- [YOUR OBJECTIVE]: Each line below should be quoted exactly, please.

- [PROVIDED RECORDS]:
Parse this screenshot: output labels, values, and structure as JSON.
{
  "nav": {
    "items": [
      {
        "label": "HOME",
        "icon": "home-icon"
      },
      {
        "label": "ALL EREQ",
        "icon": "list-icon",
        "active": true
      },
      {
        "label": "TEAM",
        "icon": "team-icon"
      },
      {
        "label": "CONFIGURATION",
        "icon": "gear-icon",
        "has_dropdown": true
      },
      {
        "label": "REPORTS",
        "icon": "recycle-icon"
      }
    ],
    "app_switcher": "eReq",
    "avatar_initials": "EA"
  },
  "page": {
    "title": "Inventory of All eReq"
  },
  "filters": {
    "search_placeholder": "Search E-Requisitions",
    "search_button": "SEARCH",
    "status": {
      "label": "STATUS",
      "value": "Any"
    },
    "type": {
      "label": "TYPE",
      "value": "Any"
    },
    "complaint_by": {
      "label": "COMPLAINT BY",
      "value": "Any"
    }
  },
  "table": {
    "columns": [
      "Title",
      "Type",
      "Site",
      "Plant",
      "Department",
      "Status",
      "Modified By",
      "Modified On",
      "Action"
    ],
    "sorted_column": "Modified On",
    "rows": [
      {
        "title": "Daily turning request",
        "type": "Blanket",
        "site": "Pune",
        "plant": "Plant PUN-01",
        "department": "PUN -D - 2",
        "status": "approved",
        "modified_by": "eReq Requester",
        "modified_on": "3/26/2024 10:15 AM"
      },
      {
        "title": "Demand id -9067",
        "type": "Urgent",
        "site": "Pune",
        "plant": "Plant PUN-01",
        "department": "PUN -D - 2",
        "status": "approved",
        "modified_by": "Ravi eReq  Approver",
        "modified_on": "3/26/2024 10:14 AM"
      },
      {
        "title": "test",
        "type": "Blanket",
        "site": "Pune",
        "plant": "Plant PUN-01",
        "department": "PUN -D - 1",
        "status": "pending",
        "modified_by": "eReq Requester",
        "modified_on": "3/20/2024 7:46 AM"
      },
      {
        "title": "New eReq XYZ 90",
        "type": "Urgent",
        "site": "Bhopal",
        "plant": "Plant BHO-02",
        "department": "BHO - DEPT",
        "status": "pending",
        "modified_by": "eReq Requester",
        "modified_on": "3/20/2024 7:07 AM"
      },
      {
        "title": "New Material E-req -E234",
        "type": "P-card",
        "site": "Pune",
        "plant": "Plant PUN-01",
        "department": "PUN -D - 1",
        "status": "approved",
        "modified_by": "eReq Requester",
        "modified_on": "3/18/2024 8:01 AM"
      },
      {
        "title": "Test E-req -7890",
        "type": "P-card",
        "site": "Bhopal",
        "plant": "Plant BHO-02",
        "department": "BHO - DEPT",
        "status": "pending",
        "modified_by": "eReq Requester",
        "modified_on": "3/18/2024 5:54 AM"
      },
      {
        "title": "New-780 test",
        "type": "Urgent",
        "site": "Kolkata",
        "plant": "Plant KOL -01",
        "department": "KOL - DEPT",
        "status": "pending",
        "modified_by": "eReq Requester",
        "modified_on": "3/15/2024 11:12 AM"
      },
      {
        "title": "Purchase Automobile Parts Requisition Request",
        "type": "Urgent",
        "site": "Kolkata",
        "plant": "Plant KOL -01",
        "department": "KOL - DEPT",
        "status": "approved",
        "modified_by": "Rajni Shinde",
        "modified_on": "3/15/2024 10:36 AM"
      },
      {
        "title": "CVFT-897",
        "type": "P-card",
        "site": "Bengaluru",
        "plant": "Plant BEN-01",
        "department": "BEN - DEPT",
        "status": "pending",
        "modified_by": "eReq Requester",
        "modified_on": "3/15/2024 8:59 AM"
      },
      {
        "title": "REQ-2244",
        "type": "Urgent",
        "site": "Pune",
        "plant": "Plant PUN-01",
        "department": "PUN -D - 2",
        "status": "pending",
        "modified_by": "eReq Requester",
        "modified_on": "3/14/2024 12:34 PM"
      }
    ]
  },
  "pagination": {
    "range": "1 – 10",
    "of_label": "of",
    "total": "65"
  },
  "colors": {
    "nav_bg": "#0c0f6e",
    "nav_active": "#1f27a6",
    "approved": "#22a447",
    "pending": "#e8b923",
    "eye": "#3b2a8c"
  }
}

- [THE RESPONSE]:
Parse this screenshot: output labels, values, and structure as JSON.
{
  "nav": {
    "items": [
      {
        "label": "HOME",
        "icon": "home-icon"
      },
      {
        "label": "ALL EREQ",
        "icon": "list-icon",
        "active": true
      },
      {
        "label": "TEAM",
        "icon": "team-icon"
      },
      {
        "label": "CONFIGURATION",
        "icon": "gear-icon",
        "has_dropdown": true
      },
      {
        "label": "REPORTS",
        "icon": "recycle-icon"
      }
    ],
    "app_switcher": "eReq",
    "avatar_initials": "EA"
  },
  "page": {
    "title": "Inventory of All eReq"
  },
  "filters": {
    "search_placeholder": "Search E-Requisitions",
    "search_button": "SEARCH",
    "status": {
      "label": "STATUS",
      "value": "Any"
    },
    "type": {
      "label": "TYPE",
      "value": "Any"
    },
    "complaint_by": {
      "label": "COMPLAINT BY",
      "value": "Any"
    }
  },
  "table": {
    "columns": [
      "Title",
      "Type",
      "Site",
      "Plant",
      "Department",
      "Status",
      "Modified By",
      "Modified On",
      "Action"
    ],
    "sorted_column": "Modified On",
    "rows": [
      {
        "title": "Daily turning request",
        "type": "Blanket",
        "site": "Pune",
        "plant": "Plant PUN-01",
        "department": "PUN -D - 2",
        "status": "approved",
        "modified_by": "eReq Requester",
        "modified_on": "3/26/2024 10:15 AM"
      },
      {
        "title": "Demand id -9067",
        "type": "Urgent",
        "site": "Pune",
        "plant": "Plant PUN-01",
        "department": "PUN -D - 2",
        "status": "approved",
        "modified_by": "Ravi eReq  Approver",
        "modified_on": "3/26/2024 10:14 AM"
      },
      {
        "title": "test",
        "type": "Blanket",
        "site": "Pune",
        "plant": "Plant PUN-01",
        "department": "PUN -D - 1",
        "status": "pending",
        "modified_by": "eReq Requester",
        "modified_on": "3/20/2024 7:46 AM"
      },
      {
        "title": "New eReq XYZ 90",
        "type": "Urgent",
        "site": "Bhopal",
        "plant": "Plant BHO-02",
        "department": "BHO - DEPT",
        "status": "pending",
        "modified_by": "eReq Requester",
        "modified_on": "3/20/2024 7:07 AM"
      },
      {
        "title": "New Material E-req -E234",
        "type": "P-card",
        "site": "Pune",
        "plant": "Plant PUN-01",
        "department": "PUN -D - 1",
        "status": "approved",
        "modified_by": "eReq Requester",
        "modified_on": "3/18/2024 8:01 AM"
      },
      {
        "title": "Test E-req -7890",
        "type": "P-card",
        "site": "Bhopal",
        "plant": "Plant BHO-02",
        "department": "BHO - DEPT",
        "status": "pending",
        "modified_by": "eReq Requester",
        "modified_on": "3/18/2024 5:54 AM"
      },
      {
        "title": "New-780 test",
        "type": "Urgent",
        "site": "Kolkata",
        "plant": "Plant KOL -01",
        "department": "KOL - DEPT",
        "status": "pending",
        "modified_by": "eReq Requester",
        "modified_on": "3/15/2024 11:12 AM"
      },
      {
        "title": "Purchase Automobile Parts Requisition Request",
        "type": "Urgent",
        "site": "Kolkata",
        "plant": "Plant KOL -01",
        "department": "KOL - DEPT",
        "status": "approved",
        "modified_by": "Rajni Shinde",
        "modified_on": "3/15/2024 10:36 AM"
      },
      {
        "title": "CVFT-897",
        "type": "P-card",
        "site": "Bengaluru",
        "plant": "Plant BEN-01",
        "department": "BEN - DEPT",
        "status": "pending",
        "modified_by": "eReq Requester",
        "modified_on": "3/15/2024 8:59 AM"
      },
      {
        "title": "REQ-2244",
        "type": "Urgent",
        "site": "Pune",
        "plant": "Plant PUN-01",
        "department": "PUN -D - 2",
        "status": "pending",
        "modified_by": "eReq Requester",
        "modified_on": "3/14/2024 12:34 PM"
      }
    ]
  },
  "pagination": {
    "range": "1 – 10",
    "of_label": "of",
    "total": "65"
  },
  "colors": {
    "nav_bg": "#0c0f6e",
    "nav_active": "#1f27a6",
    "approved": "#22a447",
    "pending": "#e8b923",
    "eye": "#3b2a8c"
  }
}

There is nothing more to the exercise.